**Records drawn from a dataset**

------------------------------------------------

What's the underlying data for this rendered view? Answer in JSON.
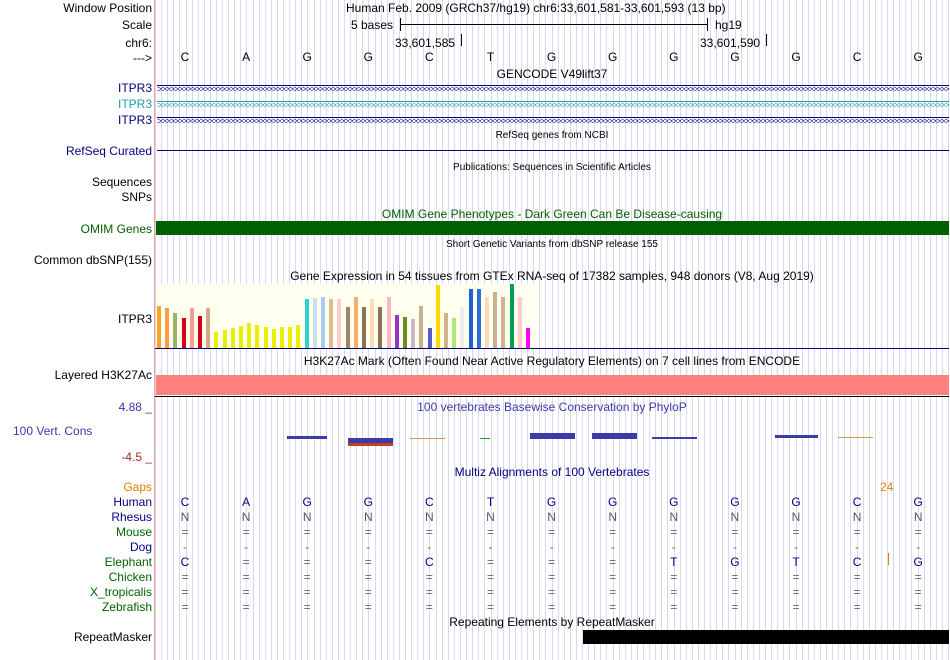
{
  "header": {
    "window_position_label": "Window Position",
    "scale_label": "Scale",
    "chrom_label": "chr6:",
    "strand_label": "--->",
    "assembly_position": "Human Feb. 2009 (GRCh37/hg19)   chr6:33,601,581-33,601,593 (13 bp)",
    "scale_text": "5 bases",
    "scale_assembly": "hg19",
    "coord_1": "33,601,585",
    "coord_2": "33,601,590"
  },
  "bases": [
    "C",
    "A",
    "G",
    "G",
    "C",
    "T",
    "G",
    "G",
    "G",
    "G",
    "G",
    "C",
    "G"
  ],
  "tracks": {
    "gencode_title": "GENCODE V49lift37",
    "gencode_rows": [
      "ITPR3",
      "ITPR3",
      "ITPR3"
    ],
    "refseq_title": "RefSeq genes from NCBI",
    "refseq_label": "RefSeq Curated",
    "publications_title": "Publications: Sequences in Scientific Articles",
    "sequences_label": "Sequences",
    "snps_label": "SNPs",
    "omim_title": "OMIM Gene Phenotypes - Dark Green Can Be Disease-causing",
    "omim_label": "OMIM Genes",
    "dbsnp_title": "Short Genetic Variants from dbSNP release 155",
    "dbsnp_label": "Common dbSNP(155)",
    "gtex_title": "Gene Expression in 54 tissues from GTEx RNA-seq of 17382 samples, 948 donors (V8, Aug 2019)",
    "gtex_label": "ITPR3",
    "h3k27ac_title": "H3K27Ac Mark (Often Found Near Active Regulatory Elements) on 7 cell lines from ENCODE",
    "h3k27ac_label": "Layered H3K27Ac",
    "phylop_title": "100 vertebrates Basewise Conservation by PhyloP",
    "phylop_max": "4.88 _",
    "phylop_label": "100 Vert. Cons",
    "phylop_min": "-4.5 _",
    "multiz_title": "Multiz Alignments of 100 Vertebrates",
    "gaps_label": "Gaps",
    "gaps_count": "24",
    "repeat_title": "Repeating Elements by RepeatMasker",
    "repeat_label": "RepeatMasker"
  },
  "species": [
    {
      "name": "Human",
      "color": "#000080",
      "bases": [
        "C",
        "A",
        "G",
        "G",
        "C",
        "T",
        "G",
        "G",
        "G",
        "G",
        "G",
        "C",
        "G"
      ]
    },
    {
      "name": "Rhesus",
      "color": "#000080",
      "bases": [
        "N",
        "N",
        "N",
        "N",
        "N",
        "N",
        "N",
        "N",
        "N",
        "N",
        "N",
        "N",
        "N"
      ]
    },
    {
      "name": "Mouse",
      "color": "#006400",
      "bases": [
        "=",
        "=",
        "=",
        "=",
        "=",
        "=",
        "=",
        "=",
        "=",
        "=",
        "=",
        "=",
        "="
      ]
    },
    {
      "name": "Dog",
      "color": "#000080",
      "bases": [
        "-",
        "-",
        "-",
        "-",
        "-",
        "-",
        "-",
        "-",
        "-",
        "-",
        "-",
        "-",
        "-"
      ]
    },
    {
      "name": "Elephant",
      "color": "#006400",
      "bases": [
        "C",
        "=",
        "=",
        "=",
        "C",
        "=",
        "=",
        "=",
        "T",
        "G",
        "T",
        "C",
        "G"
      ]
    },
    {
      "name": "Chicken",
      "color": "#006400",
      "bases": [
        "=",
        "=",
        "=",
        "=",
        "=",
        "=",
        "=",
        "=",
        "=",
        "=",
        "=",
        "=",
        "="
      ]
    },
    {
      "name": "X_tropicalis",
      "color": "#006400",
      "bases": [
        "=",
        "=",
        "=",
        "=",
        "=",
        "=",
        "=",
        "=",
        "=",
        "=",
        "=",
        "=",
        "="
      ]
    },
    {
      "name": "Zebrafish",
      "color": "#006400",
      "bases": [
        "=",
        "=",
        "=",
        "=",
        "=",
        "=",
        "=",
        "=",
        "=",
        "=",
        "=",
        "=",
        "="
      ]
    }
  ],
  "gtex_bars": [
    {
      "h": 0.66,
      "c": "#f5a623"
    },
    {
      "h": 0.62,
      "c": "#ff9c4c"
    },
    {
      "h": 0.55,
      "c": "#9cb46a"
    },
    {
      "h": 0.47,
      "c": "#d0021b"
    },
    {
      "h": 0.62,
      "c": "#ff9999"
    },
    {
      "h": 0.5,
      "c": "#d0021b"
    },
    {
      "h": 0.62,
      "c": "#d4a888"
    },
    {
      "h": 0.25,
      "c": "#eeee00"
    },
    {
      "h": 0.28,
      "c": "#eeee00"
    },
    {
      "h": 0.31,
      "c": "#eeee00"
    },
    {
      "h": 0.34,
      "c": "#eeee00"
    },
    {
      "h": 0.39,
      "c": "#eeee00"
    },
    {
      "h": 0.36,
      "c": "#eeee00"
    },
    {
      "h": 0.33,
      "c": "#eeee00"
    },
    {
      "h": 0.3,
      "c": "#eeee00"
    },
    {
      "h": 0.33,
      "c": "#eeee00"
    },
    {
      "h": 0.33,
      "c": "#eeee00"
    },
    {
      "h": 0.36,
      "c": "#eeee00"
    },
    {
      "h": 0.77,
      "c": "#2bd2d2"
    },
    {
      "h": 0.78,
      "c": "#ccddee"
    },
    {
      "h": 0.8,
      "c": "#aaccee"
    },
    {
      "h": 0.77,
      "c": "#ddbb99"
    },
    {
      "h": 0.77,
      "c": "#ffcccc"
    },
    {
      "h": 0.64,
      "c": "#a0856a"
    },
    {
      "h": 0.8,
      "c": "#f5b070"
    },
    {
      "h": 0.64,
      "c": "#8b7355"
    },
    {
      "h": 0.77,
      "c": "#ffdab9"
    },
    {
      "h": 0.64,
      "c": "#8b7355"
    },
    {
      "h": 0.8,
      "c": "#ffb6c1"
    },
    {
      "h": 0.52,
      "c": "#9932cc"
    },
    {
      "h": 0.48,
      "c": "#6b8e23"
    },
    {
      "h": 0.45,
      "c": "#cdb5cd"
    },
    {
      "h": 0.66,
      "c": "#c8b090"
    },
    {
      "h": 0.31,
      "c": "#5a5ad0"
    },
    {
      "h": 0.98,
      "c": "#ffd700"
    },
    {
      "h": 0.55,
      "c": "#d2b48c"
    },
    {
      "h": 0.47,
      "c": "#b0e57c"
    },
    {
      "h": 0.64,
      "c": "#eeeeee"
    },
    {
      "h": 0.92,
      "c": "#1f5fd6"
    },
    {
      "h": 0.92,
      "c": "#2e6fd6"
    },
    {
      "h": 0.8,
      "c": "#ffdab9"
    },
    {
      "h": 0.88,
      "c": "#c8b090"
    },
    {
      "h": 0.8,
      "c": "#d2b48c"
    },
    {
      "h": 1.0,
      "c": "#00a050"
    },
    {
      "h": 0.8,
      "c": "#ffcccc"
    },
    {
      "h": 0.31,
      "c": "#ff00ff"
    }
  ],
  "colors": {
    "label_blue": "#000080",
    "gencode_teal": "#1a9fb0",
    "omim_green": "#005f00",
    "h3k27ac_pink": "#ff7f7f",
    "phylop_blue": "#3a3aa8",
    "phylop_red": "#a03020",
    "gaps_orange": "#e08000"
  }
}
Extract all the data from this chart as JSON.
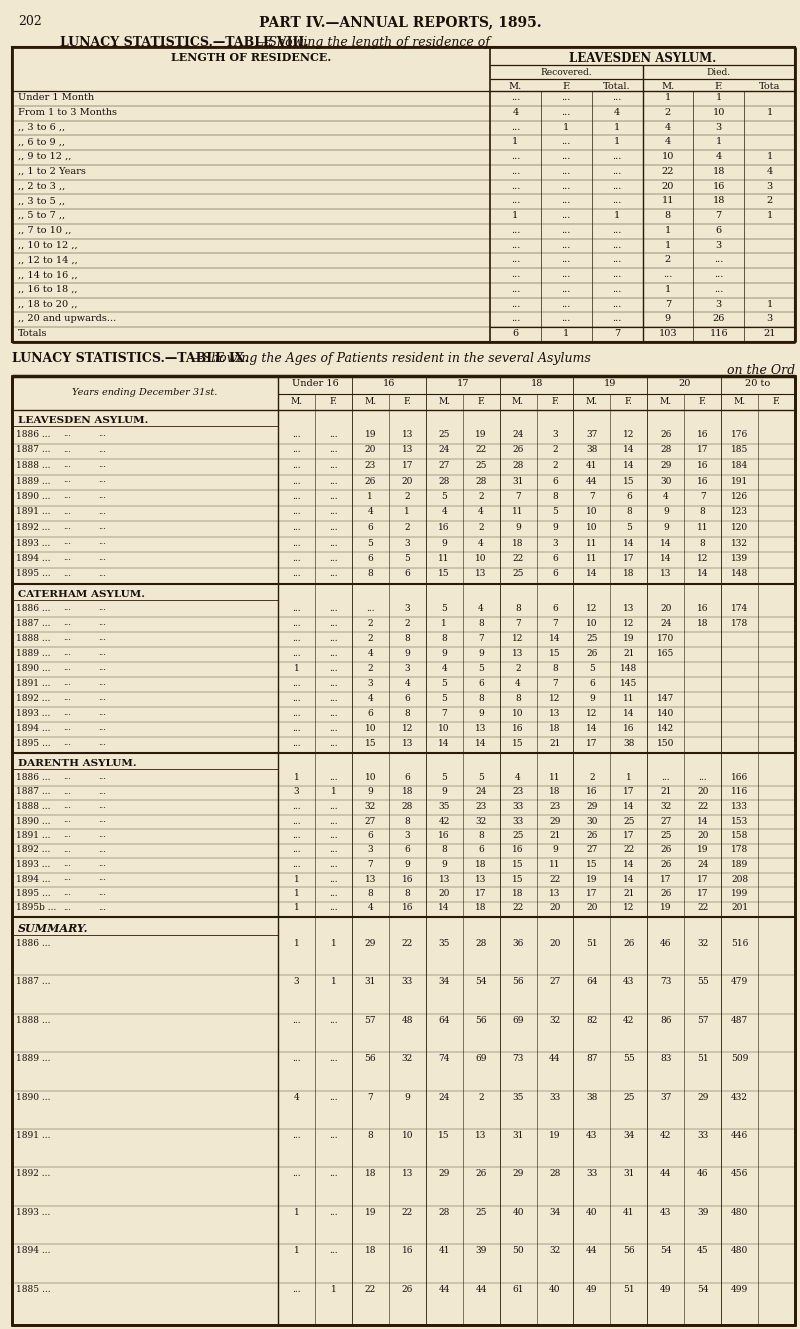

------------------------------------------------

Please transcribe every entry above exactly, leaving out any pictures.

**ANSWER**
What's the underlying data for this rendered view? Answer in JSON.
{
  "header": {
    "window_position_label": "Window Position",
    "scale_label": "Scale",
    "chrom_label": "chr6:",
    "strand_label": "--->",
    "assembly_position": "Human Feb. 2009 (GRCh37/hg19)   chr6:33,601,581-33,601,593 (13 bp)",
    "scale_text": "5 bases",
    "scale_assembly": "hg19",
    "coord_1": "33,601,585",
    "coord_2": "33,601,590"
  },
  "bases": [
    "C",
    "A",
    "G",
    "G",
    "C",
    "T",
    "G",
    "G",
    "G",
    "G",
    "G",
    "C",
    "G"
  ],
  "tracks": {
    "gencode_title": "GENCODE V49lift37",
    "gencode_rows": [
      "ITPR3",
      "ITPR3",
      "ITPR3"
    ],
    "refseq_title": "RefSeq genes from NCBI",
    "refseq_label": "RefSeq Curated",
    "publications_title": "Publications: Sequences in Scientific Articles",
    "sequences_label": "Sequences",
    "snps_label": "SNPs",
    "omim_title": "OMIM Gene Phenotypes - Dark Green Can Be Disease-causing",
    "omim_label": "OMIM Genes",
    "dbsnp_title": "Short Genetic Variants from dbSNP release 155",
    "dbsnp_label": "Common dbSNP(155)",
    "gtex_title": "Gene Expression in 54 tissues from GTEx RNA-seq of 17382 samples, 948 donors (V8, Aug 2019)",
    "gtex_label": "ITPR3",
    "h3k27ac_title": "H3K27Ac Mark (Often Found Near Active Regulatory Elements) on 7 cell lines from ENCODE",
    "h3k27ac_label": "Layered H3K27Ac",
    "phylop_title": "100 vertebrates Basewise Conservation by PhyloP",
    "phylop_max": "4.88 _",
    "phylop_label": "100 Vert. Cons",
    "phylop_min": "-4.5 _",
    "multiz_title": "Multiz Alignments of 100 Vertebrates",
    "gaps_label": "Gaps",
    "gaps_count": "24",
    "repeat_title": "Repeating Elements by RepeatMasker",
    "repeat_label": "RepeatMasker"
  },
  "species": [
    {
      "name": "Human",
      "color": "#000080",
      "bases": [
        "C",
        "A",
        "G",
        "G",
        "C",
        "T",
        "G",
        "G",
        "G",
        "G",
        "G",
        "C",
        "G"
      ]
    },
    {
      "name": "Rhesus",
      "color": "#000080",
      "bases": [
        "N",
        "N",
        "N",
        "N",
        "N",
        "N",
        "N",
        "N",
        "N",
        "N",
        "N",
        "N",
        "N"
      ]
    },
    {
      "name": "Mouse",
      "color": "#006400",
      "bases": [
        "=",
        "=",
        "=",
        "=",
        "=",
        "=",
        "=",
        "=",
        "=",
        "=",
        "=",
        "=",
        "="
      ]
    },
    {
      "name": "Dog",
      "color": "#000080",
      "bases": [
        "-",
        "-",
        "-",
        "-",
        "-",
        "-",
        "-",
        "-",
        "-",
        "-",
        "-",
        "-",
        "-"
      ]
    },
    {
      "name": "Elephant",
      "color": "#006400",
      "bases": [
        "C",
        "=",
        "=",
        "=",
        "C",
        "=",
        "=",
        "=",
        "T",
        "G",
        "T",
        "C",
        "G"
      ]
    },
    {
      "name": "Chicken",
      "color": "#006400",
      "bases": [
        "=",
        "=",
        "=",
        "=",
        "=",
        "=",
        "=",
        "=",
        "=",
        "=",
        "=",
        "=",
        "="
      ]
    },
    {
      "name": "X_tropicalis",
      "color": "#006400",
      "bases": [
        "=",
        "=",
        "=",
        "=",
        "=",
        "=",
        "=",
        "=",
        "=",
        "=",
        "=",
        "=",
        "="
      ]
    },
    {
      "name": "Zebrafish",
      "color": "#006400",
      "bases": [
        "=",
        "=",
        "=",
        "=",
        "=",
        "=",
        "=",
        "=",
        "=",
        "=",
        "=",
        "=",
        "="
      ]
    }
  ],
  "gtex_bars": [
    {
      "h": 0.66,
      "c": "#f5a623"
    },
    {
      "h": 0.62,
      "c": "#ff9c4c"
    },
    {
      "h": 0.55,
      "c": "#9cb46a"
    },
    {
      "h": 0.47,
      "c": "#d0021b"
    },
    {
      "h": 0.62,
      "c": "#ff9999"
    },
    {
      "h": 0.5,
      "c": "#d0021b"
    },
    {
      "h": 0.62,
      "c": "#d4a888"
    },
    {
      "h": 0.25,
      "c": "#eeee00"
    },
    {
      "h": 0.28,
      "c": "#eeee00"
    },
    {
      "h": 0.31,
      "c": "#eeee00"
    },
    {
      "h": 0.34,
      "c": "#eeee00"
    },
    {
      "h": 0.39,
      "c": "#eeee00"
    },
    {
      "h": 0.36,
      "c": "#eeee00"
    },
    {
      "h": 0.33,
      "c": "#eeee00"
    },
    {
      "h": 0.3,
      "c": "#eeee00"
    },
    {
      "h": 0.33,
      "c": "#eeee00"
    },
    {
      "h": 0.33,
      "c": "#eeee00"
    },
    {
      "h": 0.36,
      "c": "#eeee00"
    },
    {
      "h": 0.77,
      "c": "#2bd2d2"
    },
    {
      "h": 0.78,
      "c": "#ccddee"
    },
    {
      "h": 0.8,
      "c": "#aaccee"
    },
    {
      "h": 0.77,
      "c": "#ddbb99"
    },
    {
      "h": 0.77,
      "c": "#ffcccc"
    },
    {
      "h": 0.64,
      "c": "#a0856a"
    },
    {
      "h": 0.8,
      "c": "#f5b070"
    },
    {
      "h": 0.64,
      "c": "#8b7355"
    },
    {
      "h": 0.77,
      "c": "#ffdab9"
    },
    {
      "h": 0.64,
      "c": "#8b7355"
    },
    {
      "h": 0.8,
      "c": "#ffb6c1"
    },
    {
      "h": 0.52,
      "c": "#9932cc"
    },
    {
      "h": 0.48,
      "c": "#6b8e23"
    },
    {
      "h": 0.45,
      "c": "#cdb5cd"
    },
    {
      "h": 0.66,
      "c": "#c8b090"
    },
    {
      "h": 0.31,
      "c": "#5a5ad0"
    },
    {
      "h": 0.98,
      "c": "#ffd700"
    },
    {
      "h": 0.55,
      "c": "#d2b48c"
    },
    {
      "h": 0.47,
      "c": "#b0e57c"
    },
    {
      "h": 0.64,
      "c": "#eeeeee"
    },
    {
      "h": 0.92,
      "c": "#1f5fd6"
    },
    {
      "h": 0.92,
      "c": "#2e6fd6"
    },
    {
      "h": 0.8,
      "c": "#ffdab9"
    },
    {
      "h": 0.88,
      "c": "#c8b090"
    },
    {
      "h": 0.8,
      "c": "#d2b48c"
    },
    {
      "h": 1.0,
      "c": "#00a050"
    },
    {
      "h": 0.8,
      "c": "#ffcccc"
    },
    {
      "h": 0.31,
      "c": "#ff00ff"
    }
  ],
  "colors": {
    "label_blue": "#000080",
    "gencode_teal": "#1a9fb0",
    "omim_green": "#005f00",
    "h3k27ac_pink": "#ff7f7f",
    "phylop_blue": "#3a3aa8",
    "phylop_red": "#a03020",
    "gaps_orange": "#e08000"
  }
}
Extract all the data from this chart as JSON.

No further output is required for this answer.